WHAT YOU SHOULD DO -> Extract the lines that carry the string "Sáng" from the listing.

EXERCISE INPUTS ->
****************
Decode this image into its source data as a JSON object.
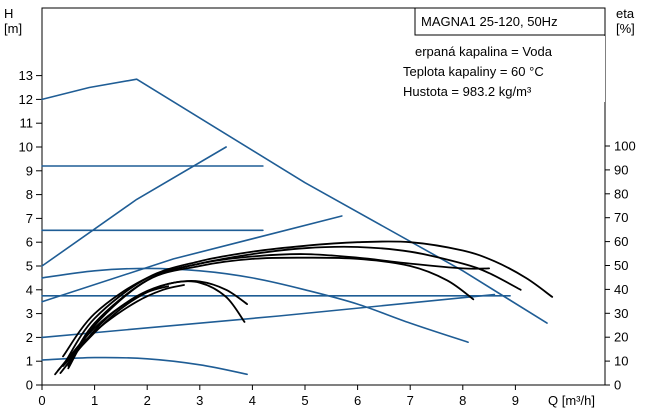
{
  "chart_data": {
    "type": "line",
    "title": "MAGNA1 25-120, 50Hz",
    "fluid_info": [
      "erpaná kapalina = Voda",
      "Teplota kapaliny = 60 °C",
      "Hustota = 983.2 kg/m³"
    ],
    "xlabel": "Q [m³/h]",
    "ylabel_left": [
      "H",
      "[m]"
    ],
    "ylabel_right": [
      "eta",
      "[%]"
    ],
    "xlim": [
      0,
      10.2
    ],
    "ylim": [
      0,
      13.7
    ],
    "y2lim": [
      0,
      100
    ],
    "x_ticks": [
      "0",
      "1",
      "2",
      "3",
      "4",
      "5",
      "6",
      "7",
      "8",
      "9"
    ],
    "y_ticks": [
      "0",
      "1",
      "2",
      "3",
      "4",
      "5",
      "6",
      "7",
      "8",
      "9",
      "10",
      "11",
      "12",
      "13"
    ],
    "y2_ticks": [
      "0",
      "10",
      "20",
      "30",
      "40",
      "50",
      "60",
      "70",
      "80",
      "90",
      "100"
    ],
    "colors": {
      "pump_curves": "#1f5d95",
      "efficiency_curves": "#000000",
      "frame": "#000000"
    },
    "grid": false,
    "series": [
      {
        "kind": "head",
        "x": [
          0,
          0.9,
          1.8,
          5.0,
          8.0,
          9.6
        ],
        "y": [
          12.0,
          12.5,
          12.85,
          8.5,
          4.8,
          2.6
        ]
      },
      {
        "kind": "head",
        "x": [
          0,
          4.2
        ],
        "y": [
          9.2,
          9.2
        ]
      },
      {
        "kind": "head",
        "x": [
          0,
          4.2
        ],
        "y": [
          6.5,
          6.5
        ]
      },
      {
        "kind": "head",
        "x": [
          0,
          8.9
        ],
        "y": [
          3.75,
          3.75
        ]
      },
      {
        "kind": "head",
        "x": [
          0,
          1.8,
          3.5
        ],
        "y": [
          5.0,
          7.8,
          10.0
        ]
      },
      {
        "kind": "head",
        "x": [
          0,
          2.5,
          5.7
        ],
        "y": [
          3.5,
          5.3,
          7.1
        ]
      },
      {
        "kind": "head",
        "x": [
          0,
          4.5,
          8.6
        ],
        "y": [
          2.0,
          2.9,
          3.8
        ]
      },
      {
        "kind": "head",
        "x": [
          0,
          1.0,
          2.0,
          3.0,
          4.0,
          5.0,
          6.0,
          7.0,
          8.1
        ],
        "y": [
          4.5,
          4.8,
          4.9,
          4.8,
          4.5,
          4.0,
          3.4,
          2.6,
          1.8
        ]
      },
      {
        "kind": "head",
        "x": [
          0,
          1.0,
          2.0,
          3.0,
          3.9
        ],
        "y": [
          1.05,
          1.15,
          1.1,
          0.85,
          0.45
        ]
      },
      {
        "kind": "eta",
        "x": [
          0.4,
          1.0,
          2.0,
          3.0,
          4.0,
          5.0,
          6.0,
          7.0,
          8.0,
          8.5,
          9.1
        ],
        "y": [
          1.2,
          3.0,
          4.5,
          5.1,
          5.5,
          5.75,
          5.8,
          5.6,
          5.1,
          4.7,
          4.0
        ]
      },
      {
        "kind": "eta",
        "x": [
          0.45,
          1.0,
          2.0,
          3.0,
          4.0,
          5.0,
          6.0,
          7.0,
          8.0,
          8.6,
          9.2,
          9.7
        ],
        "y": [
          1.0,
          2.8,
          4.5,
          5.2,
          5.6,
          5.85,
          6.0,
          6.0,
          5.65,
          5.2,
          4.5,
          3.7
        ]
      },
      {
        "kind": "eta",
        "x": [
          0.5,
          1.0,
          2.0,
          3.0,
          4.0,
          5.0,
          6.0,
          7.0,
          8.0,
          8.5
        ],
        "y": [
          0.8,
          2.6,
          4.4,
          5.1,
          5.4,
          5.5,
          5.35,
          5.1,
          4.9,
          4.9
        ]
      },
      {
        "kind": "eta",
        "x": [
          0.5,
          1.0,
          2.0,
          3.0,
          4.0,
          5.0,
          6.0,
          7.0,
          7.7,
          8.2
        ],
        "y": [
          0.7,
          2.5,
          4.4,
          5.0,
          5.3,
          5.35,
          5.3,
          5.0,
          4.4,
          3.6
        ]
      },
      {
        "kind": "eta",
        "x": [
          0.35,
          1.0,
          1.5,
          2.0,
          2.5,
          3.0,
          3.5,
          3.9
        ],
        "y": [
          0.5,
          2.3,
          3.3,
          3.95,
          4.3,
          4.35,
          4.0,
          3.4
        ]
      },
      {
        "kind": "eta",
        "x": [
          0.4,
          1.0,
          1.5,
          2.0,
          2.5,
          3.0,
          3.5,
          3.85
        ],
        "y": [
          0.8,
          2.2,
          3.2,
          3.9,
          4.3,
          4.3,
          3.7,
          2.65
        ]
      },
      {
        "kind": "eta",
        "x": [
          0.3,
          0.7,
          1.2,
          1.8,
          2.3,
          2.7
        ],
        "y": [
          0.6,
          1.6,
          2.6,
          3.5,
          4.0,
          4.2
        ]
      },
      {
        "kind": "eta",
        "x": [
          0.25,
          0.6,
          1.0,
          1.5,
          2.0,
          2.4
        ],
        "y": [
          0.45,
          1.4,
          2.4,
          3.3,
          3.9,
          4.15
        ]
      }
    ]
  }
}
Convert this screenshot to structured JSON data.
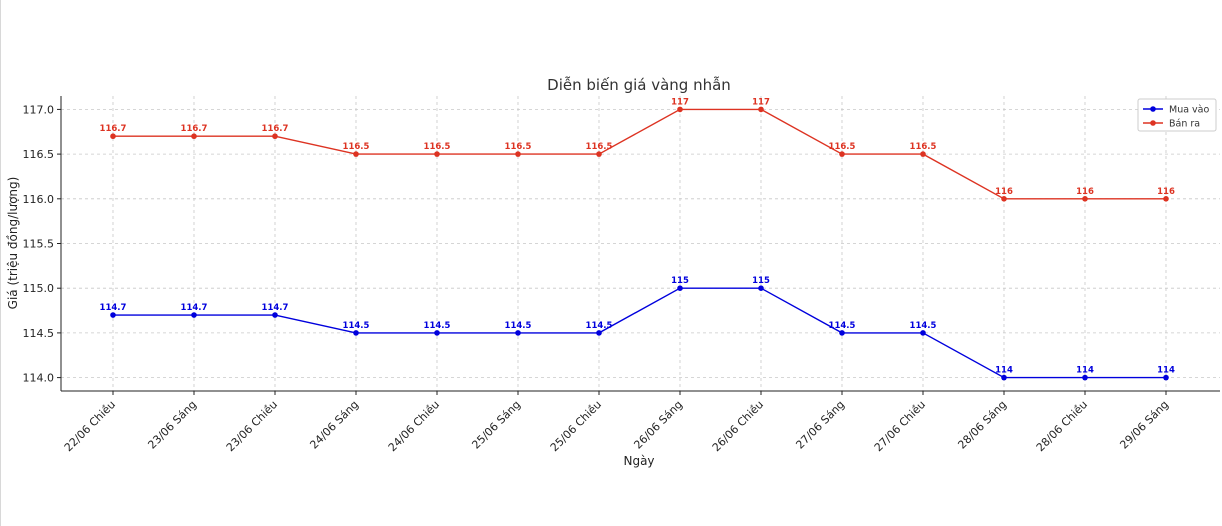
{
  "chart_data": {
    "type": "line",
    "title": "Diễn biến giá vàng nhẫn",
    "xlabel": "Ngày",
    "ylabel": "Giá (triệu đồng/lượng)",
    "categories": [
      "22/06 Chiều",
      "23/06 Sáng",
      "23/06 Chiều",
      "24/06 Sáng",
      "24/06 Chiều",
      "25/06 Sáng",
      "25/06 Chiều",
      "26/06 Sáng",
      "26/06 Chiều",
      "27/06 Sáng",
      "27/06 Chiều",
      "28/06 Sáng",
      "28/06 Chiều",
      "29/06 Sáng"
    ],
    "yticks": [
      "114.0",
      "114.5",
      "115.0",
      "115.5",
      "116.0",
      "116.5",
      "117.0"
    ],
    "ylim": [
      113.85,
      117.15
    ],
    "grid": true,
    "legend_position": "top-right",
    "series": [
      {
        "name": "Mua vào",
        "color": "#0000dd",
        "values": [
          114.7,
          114.7,
          114.7,
          114.5,
          114.5,
          114.5,
          114.5,
          115,
          115,
          114.5,
          114.5,
          114,
          114,
          114
        ],
        "labels": [
          "114.7",
          "114.7",
          "114.7",
          "114.5",
          "114.5",
          "114.5",
          "114.5",
          "115",
          "115",
          "114.5",
          "114.5",
          "114",
          "114",
          "114"
        ]
      },
      {
        "name": "Bán ra",
        "color": "#dd3322",
        "values": [
          116.7,
          116.7,
          116.7,
          116.5,
          116.5,
          116.5,
          116.5,
          117,
          117,
          116.5,
          116.5,
          116,
          116,
          116
        ],
        "labels": [
          "116.7",
          "116.7",
          "116.7",
          "116.5",
          "116.5",
          "116.5",
          "116.5",
          "117",
          "117",
          "116.5",
          "116.5",
          "116",
          "116",
          "116"
        ]
      }
    ]
  }
}
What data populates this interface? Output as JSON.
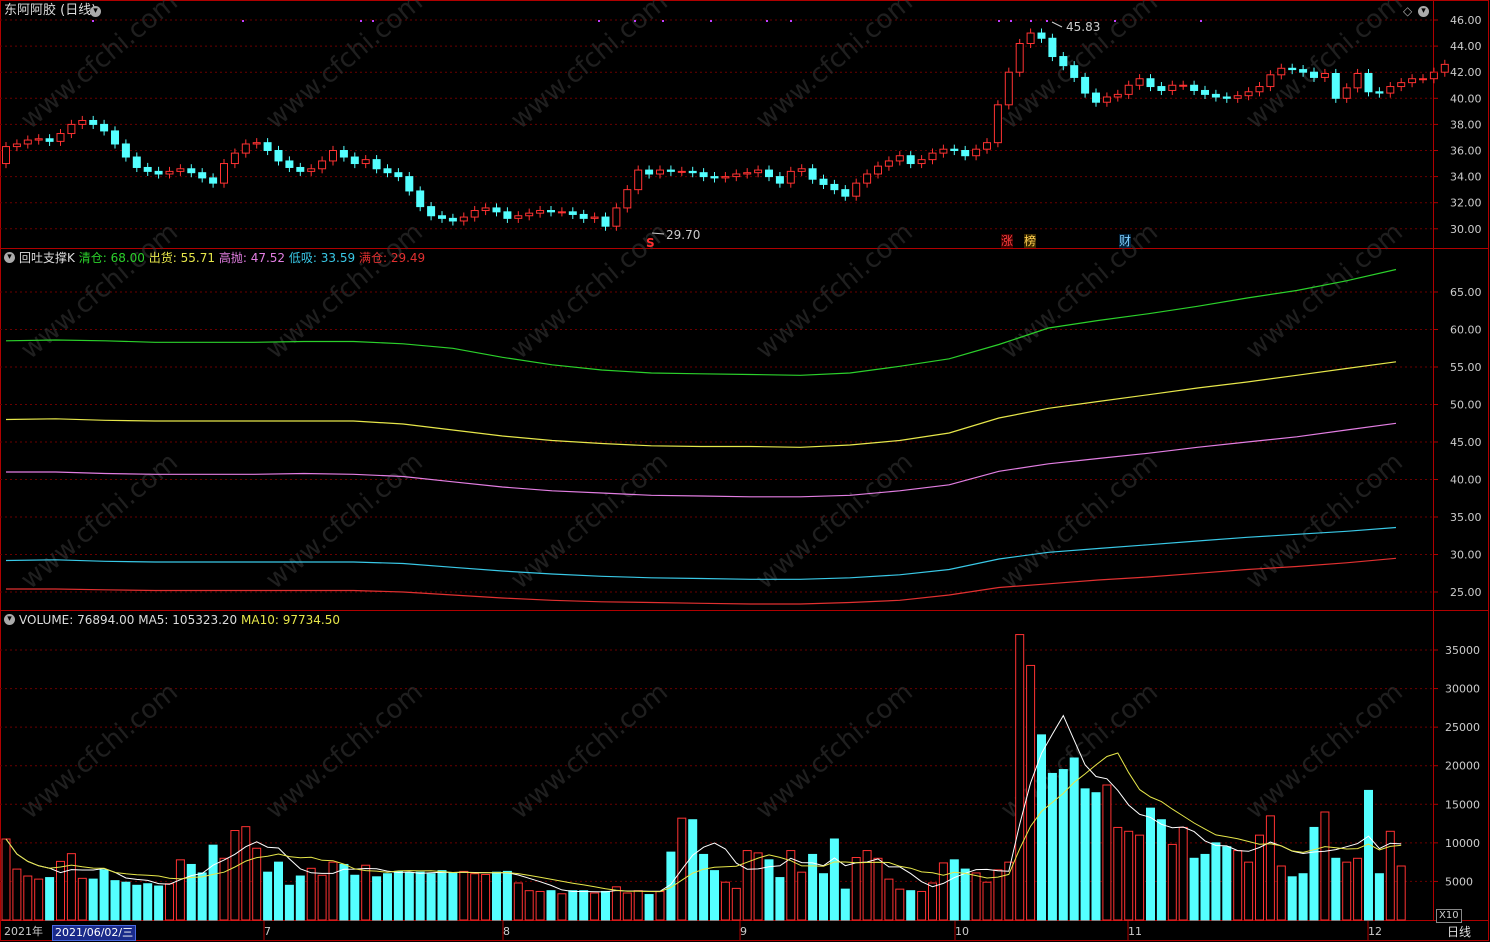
{
  "stock": {
    "title": "东阿阿胶 (日线)"
  },
  "price_panel": {
    "y_ticks": [
      "46.00",
      "44.00",
      "42.00",
      "40.00",
      "38.00",
      "36.00",
      "34.00",
      "32.00",
      "30.00"
    ],
    "high_label": "45.83",
    "low_label": "29.70",
    "marker_s": "S",
    "markers": [
      "涨",
      "榜",
      "财"
    ]
  },
  "indicator_panel": {
    "name": "回吐支撑K",
    "lines": [
      {
        "label": "清仓:",
        "value": "68.00",
        "color": "#2bd02b"
      },
      {
        "label": "出货:",
        "value": "55.71",
        "color": "#e6e64a"
      },
      {
        "label": "高抛:",
        "value": "47.52",
        "color": "#e27ee2"
      },
      {
        "label": "低吸:",
        "value": "33.59",
        "color": "#39c8e6"
      },
      {
        "label": "满仓:",
        "value": "29.49",
        "color": "#e03030"
      }
    ],
    "y_ticks": [
      "65.00",
      "60.00",
      "55.00",
      "50.00",
      "45.00",
      "40.00",
      "35.00",
      "30.00",
      "25.00"
    ]
  },
  "volume_panel": {
    "label": "VOLUME:",
    "value": "76894.00",
    "ma5_label": "MA5:",
    "ma5_value": "105323.20",
    "ma10_label": "MA10:",
    "ma10_value": "97734.50",
    "y_ticks": [
      "35000",
      "30000",
      "25000",
      "20000",
      "15000",
      "10000",
      "5000"
    ],
    "multiplier": "X10"
  },
  "x_axis": {
    "year": "2021年",
    "date_box": "2021/06/02/三",
    "months": [
      "7",
      "8",
      "9",
      "10",
      "11",
      "12"
    ],
    "period": "日线"
  },
  "colors": {
    "up": "#ff3232",
    "down": "#54ffff",
    "frame": "#b00000",
    "grid": "#6a0000"
  },
  "chart_data": {
    "type": "candlestick",
    "closes": [
      36.3,
      36.5,
      36.8,
      36.9,
      36.7,
      37.3,
      38.0,
      38.3,
      38.0,
      37.5,
      36.5,
      35.5,
      34.7,
      34.4,
      34.2,
      34.4,
      34.6,
      34.3,
      33.9,
      33.5,
      35.0,
      35.8,
      36.5,
      36.6,
      36.0,
      35.2,
      34.7,
      34.4,
      34.6,
      35.2,
      36.0,
      35.5,
      35.0,
      35.3,
      34.6,
      34.3,
      34.0,
      32.9,
      31.7,
      31.0,
      30.8,
      30.6,
      30.9,
      31.4,
      31.6,
      31.3,
      30.8,
      31.0,
      31.2,
      31.4,
      31.3,
      31.3,
      31.1,
      30.8,
      30.9,
      30.2,
      31.6,
      33.0,
      34.5,
      34.2,
      34.5,
      34.4,
      34.4,
      34.3,
      34.0,
      33.9,
      34.0,
      34.2,
      34.3,
      34.5,
      34.0,
      33.5,
      34.4,
      34.6,
      33.8,
      33.4,
      33.0,
      32.5,
      33.5,
      34.2,
      34.8,
      35.2,
      35.6,
      35.0,
      35.3,
      35.8,
      36.1,
      36.0,
      35.6,
      36.1,
      36.6,
      39.5,
      42.0,
      44.2,
      45.0,
      44.6,
      43.2,
      42.5,
      41.6,
      40.4,
      39.7,
      40.1,
      40.3,
      41.0,
      41.5,
      40.9,
      40.6,
      41.0,
      41.0,
      40.6,
      40.3,
      40.1,
      40.0,
      40.2,
      40.5,
      40.9,
      41.8,
      42.3,
      42.2,
      42.0,
      41.6,
      41.9,
      40.0,
      40.8,
      41.9,
      40.5,
      40.4,
      40.9,
      41.2,
      41.5,
      41.5,
      42.0,
      42.6
    ],
    "opens": [
      35.0,
      36.3,
      36.5,
      36.8,
      36.9,
      36.7,
      37.3,
      38.0,
      38.3,
      38.0,
      37.5,
      36.5,
      35.5,
      34.7,
      34.4,
      34.2,
      34.4,
      34.6,
      34.3,
      33.9,
      33.5,
      35.0,
      35.8,
      36.5,
      36.6,
      36.0,
      35.2,
      34.7,
      34.4,
      34.6,
      35.2,
      36.0,
      35.5,
      35.0,
      35.3,
      34.6,
      34.3,
      34.0,
      32.9,
      31.7,
      31.0,
      30.8,
      30.6,
      30.9,
      31.4,
      31.6,
      31.3,
      30.8,
      31.0,
      31.2,
      31.4,
      31.3,
      31.3,
      31.1,
      30.8,
      30.9,
      30.2,
      31.6,
      33.0,
      34.5,
      34.2,
      34.5,
      34.4,
      34.4,
      34.3,
      34.0,
      33.9,
      34.0,
      34.2,
      34.3,
      34.5,
      34.0,
      33.5,
      34.4,
      34.6,
      33.8,
      33.4,
      33.0,
      32.5,
      33.5,
      34.2,
      34.8,
      35.2,
      35.6,
      35.0,
      35.3,
      35.8,
      36.1,
      36.0,
      35.6,
      36.1,
      36.6,
      39.5,
      42.0,
      44.2,
      45.0,
      44.6,
      43.2,
      42.5,
      41.6,
      40.4,
      39.7,
      40.1,
      40.3,
      41.0,
      41.5,
      40.9,
      40.6,
      41.0,
      41.0,
      40.6,
      40.3,
      40.1,
      40.0,
      40.2,
      40.5,
      40.9,
      41.8,
      42.3,
      42.2,
      42.0,
      41.6,
      41.9,
      40.0,
      40.8,
      41.9,
      40.5,
      40.4,
      40.9,
      41.2,
      41.5,
      41.5,
      42.0
    ],
    "volumes": [
      10500,
      6600,
      5700,
      5300,
      5500,
      7600,
      8600,
      5400,
      5300,
      6500,
      5100,
      4900,
      4500,
      4700,
      4400,
      4700,
      7800,
      7200,
      6100,
      9700,
      8000,
      11600,
      12100,
      9300,
      6200,
      7500,
      4500,
      5700,
      6700,
      5800,
      7500,
      7200,
      5800,
      7100,
      5600,
      6000,
      6300,
      6100,
      6200,
      6000,
      6400,
      6100,
      6300,
      6000,
      5900,
      6200,
      6300,
      4800,
      3800,
      3700,
      3800,
      3400,
      3800,
      3800,
      3500,
      3700,
      4300,
      3500,
      3800,
      3300,
      3700,
      8800,
      13200,
      13000,
      8500,
      6400,
      4900,
      4100,
      9000,
      8700,
      7800,
      5500,
      9000,
      6200,
      8500,
      6000,
      10500,
      4000,
      8100,
      9000,
      8000,
      5300,
      4000,
      3800,
      3700,
      4800,
      7400,
      7800,
      6600,
      6100,
      4900,
      6500,
      7500,
      37000,
      33000,
      24000,
      19000,
      19500,
      21000,
      17000,
      16500,
      17500,
      12000,
      11500,
      11000,
      14500,
      13000,
      9800,
      12000,
      8000,
      8500,
      10000,
      9500,
      9000,
      7500,
      11000,
      13500,
      7000,
      5600,
      6000,
      12000,
      14000,
      8000,
      7500,
      8000,
      16800,
      6000,
      11500,
      7000
    ],
    "x_range": [
      0,
      130
    ],
    "y_range": [
      29.0,
      46.6
    ],
    "indicator_lines": {
      "qingcang": [
        58.5,
        58.6,
        58.5,
        58.3,
        58.3,
        58.3,
        58.4,
        58.4,
        58.1,
        57.5,
        56.3,
        55.3,
        54.6,
        54.2,
        54.1,
        54.0,
        53.9,
        54.2,
        55.1,
        56.1,
        58.0,
        60.2,
        61.2,
        62.1,
        63.1,
        64.2,
        65.2,
        66.5,
        68.0
      ],
      "chuhuo": [
        48.0,
        48.1,
        47.9,
        47.8,
        47.8,
        47.8,
        47.8,
        47.8,
        47.4,
        46.6,
        45.8,
        45.2,
        44.8,
        44.5,
        44.4,
        44.4,
        44.3,
        44.6,
        45.2,
        46.2,
        48.2,
        49.5,
        50.4,
        51.3,
        52.2,
        53.0,
        53.9,
        54.8,
        55.7
      ],
      "gaopao": [
        41.0,
        41.0,
        40.8,
        40.7,
        40.7,
        40.7,
        40.8,
        40.7,
        40.4,
        39.7,
        39.0,
        38.5,
        38.2,
        37.9,
        37.8,
        37.7,
        37.7,
        37.9,
        38.5,
        39.3,
        41.1,
        42.1,
        42.8,
        43.5,
        44.3,
        45.0,
        45.7,
        46.6,
        47.5
      ],
      "dixi": [
        29.2,
        29.3,
        29.1,
        29.0,
        29.0,
        29.0,
        29.0,
        29.0,
        28.8,
        28.3,
        27.8,
        27.4,
        27.1,
        26.9,
        26.8,
        26.7,
        26.7,
        26.9,
        27.3,
        28.0,
        29.4,
        30.3,
        30.8,
        31.3,
        31.8,
        32.3,
        32.7,
        33.1,
        33.6
      ],
      "mancang": [
        25.4,
        25.4,
        25.3,
        25.2,
        25.2,
        25.2,
        25.2,
        25.2,
        25.0,
        24.6,
        24.2,
        23.9,
        23.7,
        23.6,
        23.5,
        23.4,
        23.4,
        23.6,
        23.9,
        24.6,
        25.6,
        26.1,
        26.6,
        27.0,
        27.5,
        28.0,
        28.4,
        28.9,
        29.5
      ]
    }
  }
}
****************
ANSWER TO THE PROBLEM ->
      "23/06 Sáng",
      "24/06 Sáng",
      "25/06 Sáng",
      "26/06 Sáng",
      "27/06 Sáng",
      "28/06 Sáng",
      "29/06 Sáng"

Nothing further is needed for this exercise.